■ Aim ■
Retype the records that come next, word for word.

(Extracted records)
|---|
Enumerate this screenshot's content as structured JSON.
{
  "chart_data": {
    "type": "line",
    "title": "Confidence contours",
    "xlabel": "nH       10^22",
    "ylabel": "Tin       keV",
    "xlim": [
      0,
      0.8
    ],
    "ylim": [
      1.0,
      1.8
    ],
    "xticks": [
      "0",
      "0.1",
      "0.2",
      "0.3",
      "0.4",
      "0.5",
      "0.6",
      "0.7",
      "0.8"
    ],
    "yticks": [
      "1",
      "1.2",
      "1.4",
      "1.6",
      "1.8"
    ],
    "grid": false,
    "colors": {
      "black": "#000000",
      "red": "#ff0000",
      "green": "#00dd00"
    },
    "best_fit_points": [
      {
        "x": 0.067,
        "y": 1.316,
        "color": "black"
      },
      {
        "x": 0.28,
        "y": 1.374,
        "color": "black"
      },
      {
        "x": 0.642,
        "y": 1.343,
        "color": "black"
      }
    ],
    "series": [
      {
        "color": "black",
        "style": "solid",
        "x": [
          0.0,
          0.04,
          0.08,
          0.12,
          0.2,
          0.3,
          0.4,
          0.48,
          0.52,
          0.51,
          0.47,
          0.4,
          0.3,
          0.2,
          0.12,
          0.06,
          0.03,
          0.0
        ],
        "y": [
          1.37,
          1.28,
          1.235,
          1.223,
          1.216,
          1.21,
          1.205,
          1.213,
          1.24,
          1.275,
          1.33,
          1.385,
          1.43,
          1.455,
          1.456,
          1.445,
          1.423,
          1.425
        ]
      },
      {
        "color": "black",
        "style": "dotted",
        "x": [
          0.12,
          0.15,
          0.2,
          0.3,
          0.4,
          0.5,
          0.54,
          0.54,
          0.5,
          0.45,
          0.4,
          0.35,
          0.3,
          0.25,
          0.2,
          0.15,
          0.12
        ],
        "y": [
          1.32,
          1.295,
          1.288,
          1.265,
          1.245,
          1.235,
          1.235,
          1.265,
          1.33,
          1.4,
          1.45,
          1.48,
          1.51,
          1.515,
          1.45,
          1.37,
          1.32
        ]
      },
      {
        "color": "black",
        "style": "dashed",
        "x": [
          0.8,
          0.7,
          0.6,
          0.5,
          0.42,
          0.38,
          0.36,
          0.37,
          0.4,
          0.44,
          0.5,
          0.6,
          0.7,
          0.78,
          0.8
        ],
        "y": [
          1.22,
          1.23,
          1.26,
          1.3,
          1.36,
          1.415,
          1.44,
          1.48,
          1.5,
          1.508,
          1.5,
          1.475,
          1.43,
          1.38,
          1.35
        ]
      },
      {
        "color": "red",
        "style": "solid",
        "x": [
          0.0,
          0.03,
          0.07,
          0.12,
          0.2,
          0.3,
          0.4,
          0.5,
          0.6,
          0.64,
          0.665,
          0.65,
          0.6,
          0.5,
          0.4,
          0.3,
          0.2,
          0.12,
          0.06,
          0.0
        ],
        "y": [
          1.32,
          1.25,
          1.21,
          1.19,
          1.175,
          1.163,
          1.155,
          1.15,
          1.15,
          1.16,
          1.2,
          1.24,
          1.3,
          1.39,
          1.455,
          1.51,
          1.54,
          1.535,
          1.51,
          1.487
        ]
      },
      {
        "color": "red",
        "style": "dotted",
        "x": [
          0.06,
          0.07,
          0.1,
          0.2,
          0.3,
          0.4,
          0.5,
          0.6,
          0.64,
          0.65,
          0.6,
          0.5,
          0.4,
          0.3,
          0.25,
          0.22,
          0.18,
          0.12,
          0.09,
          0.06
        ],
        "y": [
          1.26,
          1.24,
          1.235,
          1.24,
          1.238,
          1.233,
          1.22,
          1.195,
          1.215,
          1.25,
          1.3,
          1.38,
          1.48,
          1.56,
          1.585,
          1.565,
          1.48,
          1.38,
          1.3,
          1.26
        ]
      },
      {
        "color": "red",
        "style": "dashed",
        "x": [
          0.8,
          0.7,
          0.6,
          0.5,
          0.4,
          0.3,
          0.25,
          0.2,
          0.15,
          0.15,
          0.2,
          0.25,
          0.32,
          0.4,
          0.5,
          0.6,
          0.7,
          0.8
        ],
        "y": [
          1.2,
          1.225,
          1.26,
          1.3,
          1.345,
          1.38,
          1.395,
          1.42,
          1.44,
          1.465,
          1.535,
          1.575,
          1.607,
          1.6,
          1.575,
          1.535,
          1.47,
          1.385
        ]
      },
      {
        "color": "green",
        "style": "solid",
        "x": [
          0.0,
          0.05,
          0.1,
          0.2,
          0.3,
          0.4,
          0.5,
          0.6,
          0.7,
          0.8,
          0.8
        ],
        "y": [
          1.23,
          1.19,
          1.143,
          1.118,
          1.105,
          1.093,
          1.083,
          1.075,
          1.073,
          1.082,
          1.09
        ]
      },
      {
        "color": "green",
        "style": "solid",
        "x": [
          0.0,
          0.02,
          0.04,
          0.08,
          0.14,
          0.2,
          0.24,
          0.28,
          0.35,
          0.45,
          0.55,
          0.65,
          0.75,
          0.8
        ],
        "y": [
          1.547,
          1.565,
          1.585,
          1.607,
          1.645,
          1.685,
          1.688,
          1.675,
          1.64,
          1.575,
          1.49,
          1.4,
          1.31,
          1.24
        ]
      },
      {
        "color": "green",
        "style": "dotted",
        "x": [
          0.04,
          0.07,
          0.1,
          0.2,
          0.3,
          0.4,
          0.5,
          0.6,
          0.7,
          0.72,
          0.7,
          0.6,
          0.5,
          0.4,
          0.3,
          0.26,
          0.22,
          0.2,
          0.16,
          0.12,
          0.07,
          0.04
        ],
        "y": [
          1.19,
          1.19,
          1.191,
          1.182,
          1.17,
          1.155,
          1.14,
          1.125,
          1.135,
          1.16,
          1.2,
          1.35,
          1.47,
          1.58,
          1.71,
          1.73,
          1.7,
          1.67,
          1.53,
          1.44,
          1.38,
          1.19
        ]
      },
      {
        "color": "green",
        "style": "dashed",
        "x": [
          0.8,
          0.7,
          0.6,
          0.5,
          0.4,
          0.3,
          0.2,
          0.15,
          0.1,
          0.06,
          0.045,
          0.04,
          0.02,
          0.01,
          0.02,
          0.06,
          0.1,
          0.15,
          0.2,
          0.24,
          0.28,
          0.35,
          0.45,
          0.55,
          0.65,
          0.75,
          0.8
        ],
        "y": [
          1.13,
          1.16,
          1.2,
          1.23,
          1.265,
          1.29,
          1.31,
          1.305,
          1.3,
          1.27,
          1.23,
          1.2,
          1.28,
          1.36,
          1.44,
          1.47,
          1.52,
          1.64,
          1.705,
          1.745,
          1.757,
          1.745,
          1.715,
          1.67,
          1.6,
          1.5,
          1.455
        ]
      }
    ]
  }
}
|---|
■ Task solution ■
Enumerate this screenshot's content as structured JSON.
{
  "chart_data": {
    "type": "line",
    "title": "Confidence contours",
    "xlabel": "nH       10^22",
    "ylabel": "Tin       keV",
    "xlim": [
      0,
      0.8
    ],
    "ylim": [
      1.0,
      1.8
    ],
    "xticks": [
      "0",
      "0.1",
      "0.2",
      "0.3",
      "0.4",
      "0.5",
      "0.6",
      "0.7",
      "0.8"
    ],
    "yticks": [
      "1",
      "1.2",
      "1.4",
      "1.6",
      "1.8"
    ],
    "grid": false,
    "colors": {
      "black": "#000000",
      "red": "#ff0000",
      "green": "#00dd00"
    },
    "best_fit_points": [
      {
        "x": 0.067,
        "y": 1.316,
        "color": "black"
      },
      {
        "x": 0.28,
        "y": 1.374,
        "color": "black"
      },
      {
        "x": 0.642,
        "y": 1.343,
        "color": "black"
      }
    ],
    "series": [
      {
        "color": "black",
        "style": "solid",
        "x": [
          0.0,
          0.04,
          0.08,
          0.12,
          0.2,
          0.3,
          0.4,
          0.48,
          0.52,
          0.51,
          0.47,
          0.4,
          0.3,
          0.2,
          0.12,
          0.06,
          0.03,
          0.0
        ],
        "y": [
          1.37,
          1.28,
          1.235,
          1.223,
          1.216,
          1.21,
          1.205,
          1.213,
          1.24,
          1.275,
          1.33,
          1.385,
          1.43,
          1.455,
          1.456,
          1.445,
          1.423,
          1.425
        ]
      },
      {
        "color": "black",
        "style": "dotted",
        "x": [
          0.12,
          0.15,
          0.2,
          0.3,
          0.4,
          0.5,
          0.54,
          0.54,
          0.5,
          0.45,
          0.4,
          0.35,
          0.3,
          0.25,
          0.2,
          0.15,
          0.12
        ],
        "y": [
          1.32,
          1.295,
          1.288,
          1.265,
          1.245,
          1.235,
          1.235,
          1.265,
          1.33,
          1.4,
          1.45,
          1.48,
          1.51,
          1.515,
          1.45,
          1.37,
          1.32
        ]
      },
      {
        "color": "black",
        "style": "dashed",
        "x": [
          0.8,
          0.7,
          0.6,
          0.5,
          0.42,
          0.38,
          0.36,
          0.37,
          0.4,
          0.44,
          0.5,
          0.6,
          0.7,
          0.78,
          0.8
        ],
        "y": [
          1.22,
          1.23,
          1.26,
          1.3,
          1.36,
          1.415,
          1.44,
          1.48,
          1.5,
          1.508,
          1.5,
          1.475,
          1.43,
          1.38,
          1.35
        ]
      },
      {
        "color": "red",
        "style": "solid",
        "x": [
          0.0,
          0.03,
          0.07,
          0.12,
          0.2,
          0.3,
          0.4,
          0.5,
          0.6,
          0.64,
          0.665,
          0.65,
          0.6,
          0.5,
          0.4,
          0.3,
          0.2,
          0.12,
          0.06,
          0.0
        ],
        "y": [
          1.32,
          1.25,
          1.21,
          1.19,
          1.175,
          1.163,
          1.155,
          1.15,
          1.15,
          1.16,
          1.2,
          1.24,
          1.3,
          1.39,
          1.455,
          1.51,
          1.54,
          1.535,
          1.51,
          1.487
        ]
      },
      {
        "color": "red",
        "style": "dotted",
        "x": [
          0.06,
          0.07,
          0.1,
          0.2,
          0.3,
          0.4,
          0.5,
          0.6,
          0.64,
          0.65,
          0.6,
          0.5,
          0.4,
          0.3,
          0.25,
          0.22,
          0.18,
          0.12,
          0.09,
          0.06
        ],
        "y": [
          1.26,
          1.24,
          1.235,
          1.24,
          1.238,
          1.233,
          1.22,
          1.195,
          1.215,
          1.25,
          1.3,
          1.38,
          1.48,
          1.56,
          1.585,
          1.565,
          1.48,
          1.38,
          1.3,
          1.26
        ]
      },
      {
        "color": "red",
        "style": "dashed",
        "x": [
          0.8,
          0.7,
          0.6,
          0.5,
          0.4,
          0.3,
          0.25,
          0.2,
          0.15,
          0.15,
          0.2,
          0.25,
          0.32,
          0.4,
          0.5,
          0.6,
          0.7,
          0.8
        ],
        "y": [
          1.2,
          1.225,
          1.26,
          1.3,
          1.345,
          1.38,
          1.395,
          1.42,
          1.44,
          1.465,
          1.535,
          1.575,
          1.607,
          1.6,
          1.575,
          1.535,
          1.47,
          1.385
        ]
      },
      {
        "color": "green",
        "style": "solid",
        "x": [
          0.0,
          0.05,
          0.1,
          0.2,
          0.3,
          0.4,
          0.5,
          0.6,
          0.7,
          0.8,
          0.8
        ],
        "y": [
          1.23,
          1.19,
          1.143,
          1.118,
          1.105,
          1.093,
          1.083,
          1.075,
          1.073,
          1.082,
          1.09
        ]
      },
      {
        "color": "green",
        "style": "solid",
        "x": [
          0.0,
          0.02,
          0.04,
          0.08,
          0.14,
          0.2,
          0.24,
          0.28,
          0.35,
          0.45,
          0.55,
          0.65,
          0.75,
          0.8
        ],
        "y": [
          1.547,
          1.565,
          1.585,
          1.607,
          1.645,
          1.685,
          1.688,
          1.675,
          1.64,
          1.575,
          1.49,
          1.4,
          1.31,
          1.24
        ]
      },
      {
        "color": "green",
        "style": "dotted",
        "x": [
          0.04,
          0.07,
          0.1,
          0.2,
          0.3,
          0.4,
          0.5,
          0.6,
          0.7,
          0.72,
          0.7,
          0.6,
          0.5,
          0.4,
          0.3,
          0.26,
          0.22,
          0.2,
          0.16,
          0.12,
          0.07,
          0.04
        ],
        "y": [
          1.19,
          1.19,
          1.191,
          1.182,
          1.17,
          1.155,
          1.14,
          1.125,
          1.135,
          1.16,
          1.2,
          1.35,
          1.47,
          1.58,
          1.71,
          1.73,
          1.7,
          1.67,
          1.53,
          1.44,
          1.38,
          1.19
        ]
      },
      {
        "color": "green",
        "style": "dashed",
        "x": [
          0.8,
          0.7,
          0.6,
          0.5,
          0.4,
          0.3,
          0.2,
          0.15,
          0.1,
          0.06,
          0.045,
          0.04,
          0.02,
          0.01,
          0.02,
          0.06,
          0.1,
          0.15,
          0.2,
          0.24,
          0.28,
          0.35,
          0.45,
          0.55,
          0.65,
          0.75,
          0.8
        ],
        "y": [
          1.13,
          1.16,
          1.2,
          1.23,
          1.265,
          1.29,
          1.31,
          1.305,
          1.3,
          1.27,
          1.23,
          1.2,
          1.28,
          1.36,
          1.44,
          1.47,
          1.52,
          1.64,
          1.705,
          1.745,
          1.757,
          1.745,
          1.715,
          1.67,
          1.6,
          1.5,
          1.455
        ]
      }
    ]
  }
}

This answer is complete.